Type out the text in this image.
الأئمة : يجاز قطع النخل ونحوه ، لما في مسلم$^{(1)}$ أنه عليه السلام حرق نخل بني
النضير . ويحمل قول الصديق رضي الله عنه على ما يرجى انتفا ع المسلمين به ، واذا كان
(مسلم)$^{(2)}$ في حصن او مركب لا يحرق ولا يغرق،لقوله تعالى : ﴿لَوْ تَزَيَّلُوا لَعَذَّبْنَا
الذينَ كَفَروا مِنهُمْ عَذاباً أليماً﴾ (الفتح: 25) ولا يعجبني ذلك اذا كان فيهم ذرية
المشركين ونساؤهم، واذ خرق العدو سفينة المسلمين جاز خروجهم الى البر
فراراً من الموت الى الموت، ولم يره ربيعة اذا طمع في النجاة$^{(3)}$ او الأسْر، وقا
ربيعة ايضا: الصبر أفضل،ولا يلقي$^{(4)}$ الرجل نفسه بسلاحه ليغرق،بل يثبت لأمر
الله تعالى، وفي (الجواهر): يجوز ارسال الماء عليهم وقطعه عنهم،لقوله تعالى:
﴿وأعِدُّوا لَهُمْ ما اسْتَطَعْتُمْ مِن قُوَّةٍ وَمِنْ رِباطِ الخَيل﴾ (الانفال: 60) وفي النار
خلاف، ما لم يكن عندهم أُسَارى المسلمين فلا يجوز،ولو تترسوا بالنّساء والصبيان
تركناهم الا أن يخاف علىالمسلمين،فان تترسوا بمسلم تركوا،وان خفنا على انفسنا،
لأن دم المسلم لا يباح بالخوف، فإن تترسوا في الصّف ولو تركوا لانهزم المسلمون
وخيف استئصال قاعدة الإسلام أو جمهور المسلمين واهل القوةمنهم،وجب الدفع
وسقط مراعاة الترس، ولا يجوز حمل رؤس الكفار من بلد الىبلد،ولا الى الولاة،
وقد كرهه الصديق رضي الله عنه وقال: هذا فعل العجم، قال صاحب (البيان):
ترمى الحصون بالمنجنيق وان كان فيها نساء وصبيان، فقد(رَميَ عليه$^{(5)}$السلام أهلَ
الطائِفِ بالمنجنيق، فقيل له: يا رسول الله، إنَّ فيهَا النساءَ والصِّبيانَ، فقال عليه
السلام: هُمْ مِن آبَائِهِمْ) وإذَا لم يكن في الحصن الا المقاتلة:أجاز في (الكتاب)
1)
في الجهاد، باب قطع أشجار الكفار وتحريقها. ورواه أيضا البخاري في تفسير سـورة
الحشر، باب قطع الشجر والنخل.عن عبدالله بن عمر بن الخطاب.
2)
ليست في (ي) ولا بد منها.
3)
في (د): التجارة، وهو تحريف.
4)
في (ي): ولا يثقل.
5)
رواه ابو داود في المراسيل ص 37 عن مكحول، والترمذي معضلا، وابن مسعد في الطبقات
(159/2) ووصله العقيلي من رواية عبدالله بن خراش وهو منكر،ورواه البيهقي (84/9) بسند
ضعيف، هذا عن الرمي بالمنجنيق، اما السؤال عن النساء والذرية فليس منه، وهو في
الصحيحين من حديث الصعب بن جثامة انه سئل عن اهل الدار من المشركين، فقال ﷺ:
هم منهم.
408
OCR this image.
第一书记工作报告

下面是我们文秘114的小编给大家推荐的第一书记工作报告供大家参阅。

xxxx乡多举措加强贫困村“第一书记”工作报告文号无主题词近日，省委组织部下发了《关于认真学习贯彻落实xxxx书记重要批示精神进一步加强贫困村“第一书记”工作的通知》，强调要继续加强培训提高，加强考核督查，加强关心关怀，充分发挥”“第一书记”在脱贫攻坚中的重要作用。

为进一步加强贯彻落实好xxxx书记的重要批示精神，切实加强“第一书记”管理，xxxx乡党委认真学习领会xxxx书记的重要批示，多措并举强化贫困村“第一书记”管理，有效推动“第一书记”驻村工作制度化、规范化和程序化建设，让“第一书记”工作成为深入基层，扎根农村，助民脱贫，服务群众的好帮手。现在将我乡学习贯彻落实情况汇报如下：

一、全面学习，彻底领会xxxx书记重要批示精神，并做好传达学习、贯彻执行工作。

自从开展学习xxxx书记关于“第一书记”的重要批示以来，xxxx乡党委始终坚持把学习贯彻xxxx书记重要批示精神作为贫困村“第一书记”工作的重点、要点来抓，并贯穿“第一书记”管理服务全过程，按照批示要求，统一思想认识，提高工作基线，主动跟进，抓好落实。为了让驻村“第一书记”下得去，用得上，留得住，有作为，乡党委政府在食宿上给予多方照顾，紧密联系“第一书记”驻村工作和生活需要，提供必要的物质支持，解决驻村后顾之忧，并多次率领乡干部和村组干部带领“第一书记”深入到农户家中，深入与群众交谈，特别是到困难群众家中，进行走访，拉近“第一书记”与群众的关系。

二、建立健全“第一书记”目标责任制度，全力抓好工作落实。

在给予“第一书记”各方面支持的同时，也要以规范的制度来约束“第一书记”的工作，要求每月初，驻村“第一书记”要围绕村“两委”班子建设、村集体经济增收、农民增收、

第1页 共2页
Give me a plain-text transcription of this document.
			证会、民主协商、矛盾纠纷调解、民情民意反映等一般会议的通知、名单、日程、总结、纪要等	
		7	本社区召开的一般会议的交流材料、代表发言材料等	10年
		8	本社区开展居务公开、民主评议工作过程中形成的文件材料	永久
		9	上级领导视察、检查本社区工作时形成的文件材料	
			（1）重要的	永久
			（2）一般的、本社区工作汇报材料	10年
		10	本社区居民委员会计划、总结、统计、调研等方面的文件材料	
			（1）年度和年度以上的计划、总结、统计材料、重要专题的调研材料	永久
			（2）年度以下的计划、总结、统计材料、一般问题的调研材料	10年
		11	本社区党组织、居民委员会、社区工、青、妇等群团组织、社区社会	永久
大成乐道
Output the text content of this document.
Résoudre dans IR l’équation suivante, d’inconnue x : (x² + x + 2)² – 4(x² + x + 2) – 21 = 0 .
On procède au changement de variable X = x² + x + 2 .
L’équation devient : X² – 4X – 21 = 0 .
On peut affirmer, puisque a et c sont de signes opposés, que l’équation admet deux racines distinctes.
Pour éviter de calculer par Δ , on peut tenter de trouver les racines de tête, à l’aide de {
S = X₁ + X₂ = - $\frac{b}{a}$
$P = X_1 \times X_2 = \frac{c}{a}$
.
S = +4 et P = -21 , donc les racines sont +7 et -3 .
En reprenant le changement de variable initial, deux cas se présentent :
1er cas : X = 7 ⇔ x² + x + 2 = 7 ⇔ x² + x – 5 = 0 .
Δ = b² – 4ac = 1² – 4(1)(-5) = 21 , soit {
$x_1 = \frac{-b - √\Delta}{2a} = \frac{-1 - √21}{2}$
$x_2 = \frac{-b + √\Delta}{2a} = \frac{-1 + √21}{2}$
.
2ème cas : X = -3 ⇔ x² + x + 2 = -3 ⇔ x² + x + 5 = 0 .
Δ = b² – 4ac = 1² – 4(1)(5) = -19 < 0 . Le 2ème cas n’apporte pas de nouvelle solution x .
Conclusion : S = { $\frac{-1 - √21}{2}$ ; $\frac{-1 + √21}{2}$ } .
:::
*Short problem*.
Repeat the data precisely, line by line.

*Exercise response*.
Type out the text in this image.
الأئمة : يجاز قطع النخل ونحوه ، لما في مسلم$^{(1)}$ أنه عليه السلام حرق نخل بني
النضير . ويحمل قول الصديق رضي الله عنه على ما يرجى انتفا ع المسلمين به ، واذا كان
(مسلم)$^{(2)}$ في حصن او مركب لا يحرق ولا يغرق،لقوله تعالى : ﴿لَوْ تَزَيَّلُوا لَعَذَّبْنَا
الذينَ كَفَروا مِنهُمْ عَذاباً أليماً﴾ (الفتح: 25) ولا يعجبني ذلك اذا كان فيهم ذرية
المشركين ونساؤهم، واذ خرق العدو سفينة المسلمين جاز خروجهم الى البر
فراراً من الموت الى الموت، ولم يره ربيعة اذا طمع في النجاة$^{(3)}$ او الأسْر، وقا
ربيعة ايضا: الصبر أفضل،ولا يلقي$^{(4)}$ الرجل نفسه بسلاحه ليغرق،بل يثبت لأمر
الله تعالى، وفي (الجواهر): يجوز ارسال الماء عليهم وقطعه عنهم،لقوله تعالى:
﴿وأعِدُّوا لَهُمْ ما اسْتَطَعْتُمْ مِن قُوَّةٍ وَمِنْ رِباطِ الخَيل﴾ (الانفال: 60) وفي النار
خلاف، ما لم يكن عندهم أُسَارى المسلمين فلا يجوز،ولو تترسوا بالنّساء والصبيان
تركناهم الا أن يخاف علىالمسلمين،فان تترسوا بمسلم تركوا،وان خفنا على انفسنا،
لأن دم المسلم لا يباح بالخوف، فإن تترسوا في الصّف ولو تركوا لانهزم المسلمون
وخيف استئصال قاعدة الإسلام أو جمهور المسلمين واهل القوةمنهم،وجب الدفع
وسقط مراعاة الترس، ولا يجوز حمل رؤس الكفار من بلد الىبلد،ولا الى الولاة،
وقد كرهه الصديق رضي الله عنه وقال: هذا فعل العجم، قال صاحب (البيان):
ترمى الحصون بالمنجنيق وان كان فيها نساء وصبيان، فقد(رَميَ عليه$^{(5)}$السلام أهلَ
الطائِفِ بالمنجنيق، فقيل له: يا رسول الله، إنَّ فيهَا النساءَ والصِّبيانَ، فقال عليه
السلام: هُمْ مِن آبَائِهِمْ) وإذَا لم يكن في الحصن الا المقاتلة:أجاز في (الكتاب)
1)
في الجهاد، باب قطع أشجار الكفار وتحريقها. ورواه أيضا البخاري في تفسير سـورة
الحشر، باب قطع الشجر والنخل.عن عبدالله بن عمر بن الخطاب.
2)
ليست في (ي) ولا بد منها.
3)
في (د): التجارة، وهو تحريف.
4)
في (ي): ولا يثقل.
5)
رواه ابو داود في المراسيل ص 37 عن مكحول، والترمذي معضلا، وابن مسعد في الطبقات
(159/2) ووصله العقيلي من رواية عبدالله بن خراش وهو منكر،ورواه البيهقي (84/9) بسند
ضعيف، هذا عن الرمي بالمنجنيق، اما السؤال عن النساء والذرية فليس منه، وهو في
الصحيحين من حديث الصعب بن جثامة انه سئل عن اهل الدار من المشركين، فقال ﷺ:
هم منهم.
408
OCR this image.
第一书记工作报告

下面是我们文秘114的小编给大家推荐的第一书记工作报告供大家参阅。

xxxx乡多举措加强贫困村“第一书记”工作报告文号无主题词近日，省委组织部下发了《关于认真学习贯彻落实xxxx书记重要批示精神进一步加强贫困村“第一书记”工作的通知》，强调要继续加强培训提高，加强考核督查，加强关心关怀，充分发挥”“第一书记”在脱贫攻坚中的重要作用。

为进一步加强贯彻落实好xxxx书记的重要批示精神，切实加强“第一书记”管理，xxxx乡党委认真学习领会xxxx书记的重要批示，多措并举强化贫困村“第一书记”管理，有效推动“第一书记”驻村工作制度化、规范化和程序化建设，让“第一书记”工作成为深入基层，扎根农村，助民脱贫，服务群众的好帮手。现在将我乡学习贯彻落实情况汇报如下：

一、全面学习，彻底领会xxxx书记重要批示精神，并做好传达学习、贯彻执行工作。

自从开展学习xxxx书记关于“第一书记”的重要批示以来，xxxx乡党委始终坚持把学习贯彻xxxx书记重要批示精神作为贫困村“第一书记”工作的重点、要点来抓，并贯穿“第一书记”管理服务全过程，按照批示要求，统一思想认识，提高工作基线，主动跟进，抓好落实。为了让驻村“第一书记”下得去，用得上，留得住，有作为，乡党委政府在食宿上给予多方照顾，紧密联系“第一书记”驻村工作和生活需要，提供必要的物质支持，解决驻村后顾之忧，并多次率领乡干部和村组干部带领“第一书记”深入到农户家中，深入与群众交谈，特别是到困难群众家中，进行走访，拉近“第一书记”与群众的关系。

二、建立健全“第一书记”目标责任制度，全力抓好工作落实。

在给予“第一书记”各方面支持的同时，也要以规范的制度来约束“第一书记”的工作，要求每月初，驻村“第一书记”要围绕村“两委”班子建设、村集体经济增收、农民增收、

第1页 共2页
Give me a plain-text transcription of this document.
			证会、民主协商、矛盾纠纷调解、民情民意反映等一般会议的通知、名单、日程、总结、纪要等	
		7	本社区召开的一般会议的交流材料、代表发言材料等	10年
		8	本社区开展居务公开、民主评议工作过程中形成的文件材料	永久
		9	上级领导视察、检查本社区工作时形成的文件材料	
			（1）重要的	永久
			（2）一般的、本社区工作汇报材料	10年
		10	本社区居民委员会计划、总结、统计、调研等方面的文件材料	
			（1）年度和年度以上的计划、总结、统计材料、重要专题的调研材料	永久
			（2）年度以下的计划、总结、统计材料、一般问题的调研材料	10年
		11	本社区党组织、居民委员会、社区工、青、妇等群团组织、社区社会	永久
大成乐道
Output the text content of this document.
Résoudre dans IR l’équation suivante, d’inconnue x : (x² + x + 2)² – 4(x² + x + 2) – 21 = 0 .
On procède au changement de variable X = x² + x + 2 .
L’équation devient : X² – 4X – 21 = 0 .
On peut affirmer, puisque a et c sont de signes opposés, que l’équation admet deux racines distinctes.
Pour éviter de calculer par Δ , on peut tenter de trouver les racines de tête, à l’aide de {
S = X₁ + X₂ = - $\frac{b}{a}$
$P = X_1 \times X_2 = \frac{c}{a}$
.
S = +4 et P = -21 , donc les racines sont +7 et -3 .
En reprenant le changement de variable initial, deux cas se présentent :
1er cas : X = 7 ⇔ x² + x + 2 = 7 ⇔ x² + x – 5 = 0 .
Δ = b² – 4ac = 1² – 4(1)(-5) = 21 , soit {
$x_1 = \frac{-b - √\Delta}{2a} = \frac{-1 - √21}{2}$
$x_2 = \frac{-b + √\Delta}{2a} = \frac{-1 + √21}{2}$
.
2ème cas : X = -3 ⇔ x² + x + 2 = -3 ⇔ x² + x + 5 = 0 .
Δ = b² – 4ac = 1² – 4(1)(5) = -19 < 0 . Le 2ème cas n’apporte pas de nouvelle solution x .
Conclusion : S = { $\frac{-1 - √21}{2}$ ; $\frac{-1 + √21}{2}$ } .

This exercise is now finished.